#### WRITTEN PROBLEM:
Report only the number of lines holding "content".

%%

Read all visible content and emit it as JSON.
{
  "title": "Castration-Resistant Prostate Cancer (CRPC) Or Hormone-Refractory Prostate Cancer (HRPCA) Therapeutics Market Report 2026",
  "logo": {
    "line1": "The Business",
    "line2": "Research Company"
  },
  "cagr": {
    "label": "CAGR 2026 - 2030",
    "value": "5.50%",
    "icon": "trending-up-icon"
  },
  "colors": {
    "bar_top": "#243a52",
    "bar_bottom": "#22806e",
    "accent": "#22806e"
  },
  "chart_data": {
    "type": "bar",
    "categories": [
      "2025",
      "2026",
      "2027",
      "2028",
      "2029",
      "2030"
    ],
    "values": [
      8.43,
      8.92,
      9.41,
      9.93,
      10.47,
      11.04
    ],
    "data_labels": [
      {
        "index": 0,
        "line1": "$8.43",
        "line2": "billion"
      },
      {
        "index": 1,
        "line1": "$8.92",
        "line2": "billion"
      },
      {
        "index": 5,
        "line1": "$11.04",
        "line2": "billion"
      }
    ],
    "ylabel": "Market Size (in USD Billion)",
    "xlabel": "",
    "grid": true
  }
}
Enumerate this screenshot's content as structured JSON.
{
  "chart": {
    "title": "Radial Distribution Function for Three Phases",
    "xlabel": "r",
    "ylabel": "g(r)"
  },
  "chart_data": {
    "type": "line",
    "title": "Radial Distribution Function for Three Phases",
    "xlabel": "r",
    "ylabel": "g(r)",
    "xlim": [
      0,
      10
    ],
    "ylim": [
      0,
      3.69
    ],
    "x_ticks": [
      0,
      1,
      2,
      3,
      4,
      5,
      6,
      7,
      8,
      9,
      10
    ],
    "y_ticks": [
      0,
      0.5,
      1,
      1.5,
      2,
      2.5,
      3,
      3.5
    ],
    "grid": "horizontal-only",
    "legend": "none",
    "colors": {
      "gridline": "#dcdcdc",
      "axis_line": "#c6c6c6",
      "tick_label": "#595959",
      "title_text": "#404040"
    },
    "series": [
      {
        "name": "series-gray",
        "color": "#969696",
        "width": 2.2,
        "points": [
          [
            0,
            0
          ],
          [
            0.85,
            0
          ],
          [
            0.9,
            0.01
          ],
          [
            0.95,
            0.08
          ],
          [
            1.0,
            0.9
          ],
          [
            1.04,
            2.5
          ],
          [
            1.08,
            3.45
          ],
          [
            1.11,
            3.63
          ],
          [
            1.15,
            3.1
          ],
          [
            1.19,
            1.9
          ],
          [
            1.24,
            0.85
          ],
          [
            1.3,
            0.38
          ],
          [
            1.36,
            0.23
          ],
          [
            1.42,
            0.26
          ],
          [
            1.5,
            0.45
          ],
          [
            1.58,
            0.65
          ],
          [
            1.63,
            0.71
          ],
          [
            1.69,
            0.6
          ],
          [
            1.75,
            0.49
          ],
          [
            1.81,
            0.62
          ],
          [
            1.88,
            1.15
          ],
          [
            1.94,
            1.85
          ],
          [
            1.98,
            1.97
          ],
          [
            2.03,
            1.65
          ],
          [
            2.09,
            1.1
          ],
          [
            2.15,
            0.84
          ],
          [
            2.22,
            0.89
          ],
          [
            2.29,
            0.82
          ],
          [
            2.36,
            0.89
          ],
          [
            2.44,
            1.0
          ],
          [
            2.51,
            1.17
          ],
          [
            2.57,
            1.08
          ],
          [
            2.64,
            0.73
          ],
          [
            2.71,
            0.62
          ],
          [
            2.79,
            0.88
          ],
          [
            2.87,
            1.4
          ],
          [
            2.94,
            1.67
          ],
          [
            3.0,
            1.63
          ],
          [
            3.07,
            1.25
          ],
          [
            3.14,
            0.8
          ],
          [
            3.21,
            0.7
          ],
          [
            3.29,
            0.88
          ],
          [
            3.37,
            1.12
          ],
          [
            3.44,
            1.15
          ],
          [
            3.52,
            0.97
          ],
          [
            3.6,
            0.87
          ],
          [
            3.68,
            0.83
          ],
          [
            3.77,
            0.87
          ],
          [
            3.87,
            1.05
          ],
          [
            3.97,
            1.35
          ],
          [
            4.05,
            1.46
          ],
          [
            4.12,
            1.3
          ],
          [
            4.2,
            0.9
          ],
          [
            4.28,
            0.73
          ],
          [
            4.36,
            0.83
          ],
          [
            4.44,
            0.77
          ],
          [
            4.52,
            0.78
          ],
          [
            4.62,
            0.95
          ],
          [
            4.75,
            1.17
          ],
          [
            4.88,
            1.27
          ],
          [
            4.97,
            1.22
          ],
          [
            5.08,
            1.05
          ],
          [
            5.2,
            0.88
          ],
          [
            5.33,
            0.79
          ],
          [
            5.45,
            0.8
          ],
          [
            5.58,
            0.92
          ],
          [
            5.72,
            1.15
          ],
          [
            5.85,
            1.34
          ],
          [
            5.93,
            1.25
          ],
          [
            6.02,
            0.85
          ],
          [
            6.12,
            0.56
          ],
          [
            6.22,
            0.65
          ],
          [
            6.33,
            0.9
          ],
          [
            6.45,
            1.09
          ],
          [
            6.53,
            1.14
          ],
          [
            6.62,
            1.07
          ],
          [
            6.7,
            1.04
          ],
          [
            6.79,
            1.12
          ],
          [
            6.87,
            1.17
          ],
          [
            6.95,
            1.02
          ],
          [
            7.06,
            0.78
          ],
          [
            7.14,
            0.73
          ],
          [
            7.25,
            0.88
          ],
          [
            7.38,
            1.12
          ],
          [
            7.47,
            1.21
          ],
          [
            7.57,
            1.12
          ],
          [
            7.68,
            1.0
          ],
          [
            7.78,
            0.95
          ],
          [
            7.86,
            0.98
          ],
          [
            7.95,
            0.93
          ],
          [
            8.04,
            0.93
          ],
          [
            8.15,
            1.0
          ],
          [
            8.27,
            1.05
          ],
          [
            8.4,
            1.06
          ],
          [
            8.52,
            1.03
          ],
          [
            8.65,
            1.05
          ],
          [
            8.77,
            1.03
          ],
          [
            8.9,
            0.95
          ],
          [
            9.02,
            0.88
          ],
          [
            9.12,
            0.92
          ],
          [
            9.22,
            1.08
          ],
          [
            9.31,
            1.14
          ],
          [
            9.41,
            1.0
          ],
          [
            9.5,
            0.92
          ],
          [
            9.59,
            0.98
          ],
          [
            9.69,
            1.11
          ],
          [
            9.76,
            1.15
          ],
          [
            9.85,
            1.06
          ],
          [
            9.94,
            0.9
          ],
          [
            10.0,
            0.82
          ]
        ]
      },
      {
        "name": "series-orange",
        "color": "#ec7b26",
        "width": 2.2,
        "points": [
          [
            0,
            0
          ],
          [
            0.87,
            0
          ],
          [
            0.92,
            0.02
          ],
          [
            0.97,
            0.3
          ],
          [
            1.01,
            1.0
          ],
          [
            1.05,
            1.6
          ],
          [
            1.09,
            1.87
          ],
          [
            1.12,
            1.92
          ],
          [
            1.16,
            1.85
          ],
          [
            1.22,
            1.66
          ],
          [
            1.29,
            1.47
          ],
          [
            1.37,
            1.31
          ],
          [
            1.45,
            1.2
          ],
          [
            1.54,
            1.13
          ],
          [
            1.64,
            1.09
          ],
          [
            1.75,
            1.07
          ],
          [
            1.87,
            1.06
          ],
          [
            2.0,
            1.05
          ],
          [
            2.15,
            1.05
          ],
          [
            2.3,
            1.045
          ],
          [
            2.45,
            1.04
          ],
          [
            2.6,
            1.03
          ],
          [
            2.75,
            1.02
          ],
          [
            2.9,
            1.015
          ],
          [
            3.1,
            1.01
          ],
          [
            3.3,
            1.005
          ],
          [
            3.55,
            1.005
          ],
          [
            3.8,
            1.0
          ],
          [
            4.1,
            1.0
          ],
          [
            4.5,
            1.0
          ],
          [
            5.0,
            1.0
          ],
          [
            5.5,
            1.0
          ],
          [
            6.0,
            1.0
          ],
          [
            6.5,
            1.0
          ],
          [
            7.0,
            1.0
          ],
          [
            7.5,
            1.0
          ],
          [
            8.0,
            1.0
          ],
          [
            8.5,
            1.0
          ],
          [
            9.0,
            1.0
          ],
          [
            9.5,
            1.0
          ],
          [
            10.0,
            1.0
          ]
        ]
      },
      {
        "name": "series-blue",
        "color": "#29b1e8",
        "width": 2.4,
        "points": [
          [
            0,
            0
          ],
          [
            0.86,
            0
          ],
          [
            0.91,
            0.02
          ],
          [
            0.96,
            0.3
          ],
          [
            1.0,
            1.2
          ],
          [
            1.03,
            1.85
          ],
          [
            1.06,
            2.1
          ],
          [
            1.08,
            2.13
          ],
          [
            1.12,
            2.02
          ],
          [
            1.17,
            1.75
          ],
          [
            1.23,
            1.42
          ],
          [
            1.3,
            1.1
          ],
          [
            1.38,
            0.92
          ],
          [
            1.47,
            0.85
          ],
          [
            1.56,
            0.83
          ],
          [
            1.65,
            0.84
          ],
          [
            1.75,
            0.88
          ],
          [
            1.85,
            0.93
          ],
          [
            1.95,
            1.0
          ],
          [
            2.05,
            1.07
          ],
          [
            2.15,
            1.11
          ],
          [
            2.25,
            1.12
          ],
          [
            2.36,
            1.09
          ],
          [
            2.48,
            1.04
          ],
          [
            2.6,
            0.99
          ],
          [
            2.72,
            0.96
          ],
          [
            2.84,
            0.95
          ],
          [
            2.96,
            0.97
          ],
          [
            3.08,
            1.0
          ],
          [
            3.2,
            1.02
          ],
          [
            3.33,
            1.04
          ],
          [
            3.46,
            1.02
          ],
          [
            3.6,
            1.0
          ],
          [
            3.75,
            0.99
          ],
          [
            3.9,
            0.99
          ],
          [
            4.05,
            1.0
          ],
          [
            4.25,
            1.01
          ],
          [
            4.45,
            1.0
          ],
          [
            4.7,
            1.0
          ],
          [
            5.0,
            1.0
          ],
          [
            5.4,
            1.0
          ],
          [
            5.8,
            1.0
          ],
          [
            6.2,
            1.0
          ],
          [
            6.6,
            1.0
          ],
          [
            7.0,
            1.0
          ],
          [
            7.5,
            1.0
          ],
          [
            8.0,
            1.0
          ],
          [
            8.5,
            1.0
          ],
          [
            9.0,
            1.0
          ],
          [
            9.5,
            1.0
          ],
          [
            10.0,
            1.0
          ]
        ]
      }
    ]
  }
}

%%

#### RESPONSE TO THIS EXERCISE:
2